_Task details_
The listing below should be written out exactly; please include all of it.

_Task inputs_
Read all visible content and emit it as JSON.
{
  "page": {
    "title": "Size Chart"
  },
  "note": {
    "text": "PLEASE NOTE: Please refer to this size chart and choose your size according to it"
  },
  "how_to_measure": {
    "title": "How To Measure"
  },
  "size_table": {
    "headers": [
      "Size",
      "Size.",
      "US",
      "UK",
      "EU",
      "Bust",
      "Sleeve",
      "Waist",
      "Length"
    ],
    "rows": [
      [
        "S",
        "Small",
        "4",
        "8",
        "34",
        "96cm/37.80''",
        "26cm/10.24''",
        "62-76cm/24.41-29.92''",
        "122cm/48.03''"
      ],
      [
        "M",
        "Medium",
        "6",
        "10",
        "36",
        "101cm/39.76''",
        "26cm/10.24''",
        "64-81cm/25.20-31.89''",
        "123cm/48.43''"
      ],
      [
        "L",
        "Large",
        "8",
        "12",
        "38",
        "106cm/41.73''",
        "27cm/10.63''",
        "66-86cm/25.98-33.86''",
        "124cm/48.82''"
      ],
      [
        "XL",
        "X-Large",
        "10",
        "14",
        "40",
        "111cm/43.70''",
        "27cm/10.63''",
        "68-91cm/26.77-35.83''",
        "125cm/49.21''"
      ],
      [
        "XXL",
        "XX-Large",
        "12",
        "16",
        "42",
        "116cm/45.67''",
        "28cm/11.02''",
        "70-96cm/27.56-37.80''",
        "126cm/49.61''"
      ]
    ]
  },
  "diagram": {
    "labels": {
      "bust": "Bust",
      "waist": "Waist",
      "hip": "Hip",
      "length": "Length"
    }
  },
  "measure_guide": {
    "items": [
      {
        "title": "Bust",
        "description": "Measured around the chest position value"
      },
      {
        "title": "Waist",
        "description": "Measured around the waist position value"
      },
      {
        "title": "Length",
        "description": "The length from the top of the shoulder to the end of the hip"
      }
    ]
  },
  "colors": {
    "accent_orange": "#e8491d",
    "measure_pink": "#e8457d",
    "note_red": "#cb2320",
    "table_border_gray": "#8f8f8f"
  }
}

_Worked answer_
Read all visible content and emit it as JSON.
{
  "page": {
    "title": "Size Chart"
  },
  "note": {
    "text": "PLEASE NOTE: Please refer to this size chart and choose your size according to it"
  },
  "how_to_measure": {
    "title": "How To Measure"
  },
  "size_table": {
    "headers": [
      "Size",
      "Size.",
      "US",
      "UK",
      "EU",
      "Bust",
      "Sleeve",
      "Waist",
      "Length"
    ],
    "rows": [
      [
        "S",
        "Small",
        "4",
        "8",
        "34",
        "96cm/37.80''",
        "26cm/10.24''",
        "62-76cm/24.41-29.92''",
        "122cm/48.03''"
      ],
      [
        "M",
        "Medium",
        "6",
        "10",
        "36",
        "101cm/39.76''",
        "26cm/10.24''",
        "64-81cm/25.20-31.89''",
        "123cm/48.43''"
      ],
      [
        "L",
        "Large",
        "8",
        "12",
        "38",
        "106cm/41.73''",
        "27cm/10.63''",
        "66-86cm/25.98-33.86''",
        "124cm/48.82''"
      ],
      [
        "XL",
        "X-Large",
        "10",
        "14",
        "40",
        "111cm/43.70''",
        "27cm/10.63''",
        "68-91cm/26.77-35.83''",
        "125cm/49.21''"
      ],
      [
        "XXL",
        "XX-Large",
        "12",
        "16",
        "42",
        "116cm/45.67''",
        "28cm/11.02''",
        "70-96cm/27.56-37.80''",
        "126cm/49.61''"
      ]
    ]
  },
  "diagram": {
    "labels": {
      "bust": "Bust",
      "waist": "Waist",
      "hip": "Hip",
      "length": "Length"
    }
  },
  "measure_guide": {
    "items": [
      {
        "title": "Bust",
        "description": "Measured around the chest position value"
      },
      {
        "title": "Waist",
        "description": "Measured around the waist position value"
      },
      {
        "title": "Length",
        "description": "The length from the top of the shoulder to the end of the hip"
      }
    ]
  },
  "colors": {
    "accent_orange": "#e8491d",
    "measure_pink": "#e8457d",
    "note_red": "#cb2320",
    "table_border_gray": "#8f8f8f"
  }
}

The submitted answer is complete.